▸ What you should do: Of the lines in this listing, how many contain the word "fractures"? Give the number and nothing else.
■ ■ ■ ■
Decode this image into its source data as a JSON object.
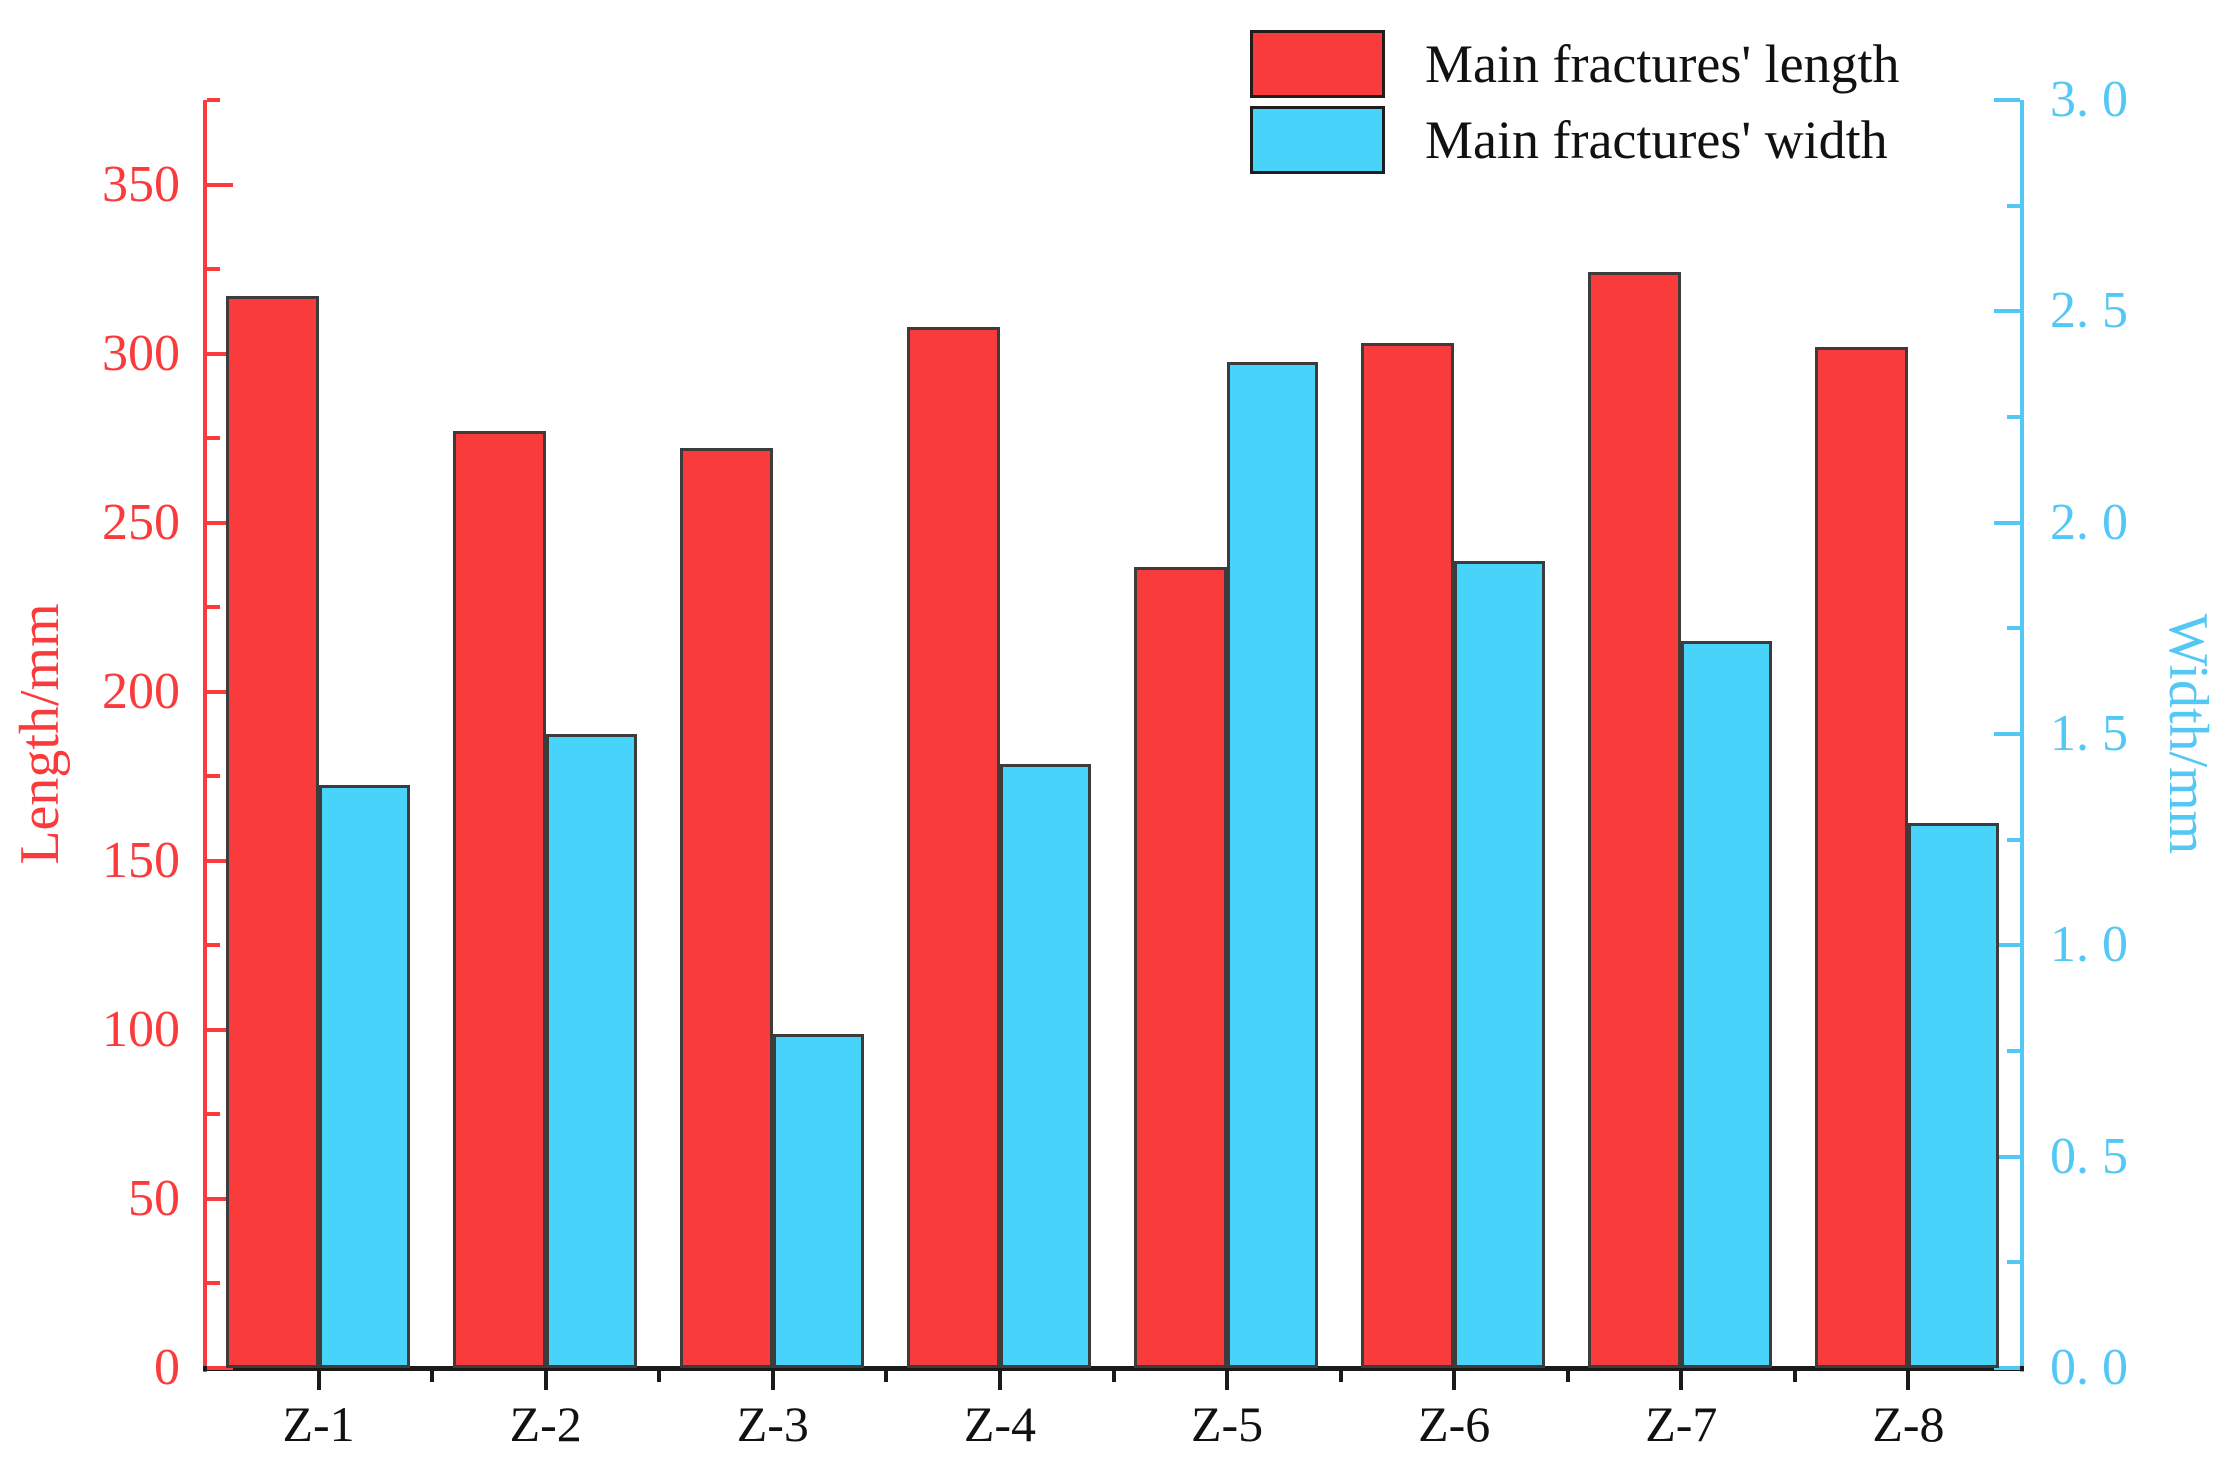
{
  "chart_data": {
    "type": "bar",
    "title": "",
    "categories": [
      "Z-1",
      "Z-2",
      "Z-3",
      "Z-4",
      "Z-5",
      "Z-6",
      "Z-7",
      "Z-8"
    ],
    "series": [
      {
        "name": "Main fractures' length",
        "axis": "left",
        "color": "#f93b3b",
        "values": [
          317,
          277,
          272,
          308,
          237,
          303,
          324,
          302
        ]
      },
      {
        "name": "Main fractures' width",
        "axis": "right",
        "color": "#48d3fb",
        "values": [
          1.38,
          1.5,
          0.79,
          1.43,
          2.38,
          1.91,
          1.72,
          1.29
        ]
      }
    ],
    "left_axis": {
      "label": "Length/mm",
      "range": [
        0,
        375
      ],
      "major_step": 50,
      "minor_step": 25,
      "tick_labels": [
        "0",
        "50",
        "100",
        "150",
        "200",
        "250",
        "300",
        "350"
      ],
      "color": "#fb3b3b"
    },
    "right_axis": {
      "label": "Width/mm",
      "range": [
        0,
        3
      ],
      "major_step": 0.5,
      "minor_step": 0.25,
      "tick_labels": [
        "0. 0",
        "0. 5",
        "1. 0",
        "1. 5",
        "2. 0",
        "2. 5",
        "3. 0"
      ],
      "color": "#54c8f5"
    },
    "x_axis": {
      "color": "#1a1a1a"
    },
    "legend": {
      "position": "top-right",
      "items": [
        {
          "label": "Main fractures' length",
          "color": "#f93b3b"
        },
        {
          "label": "Main fractures' width",
          "color": "#48d3fb"
        }
      ]
    },
    "grid": false
  }
}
■ ■ ■ ■
▸ Written answer: 4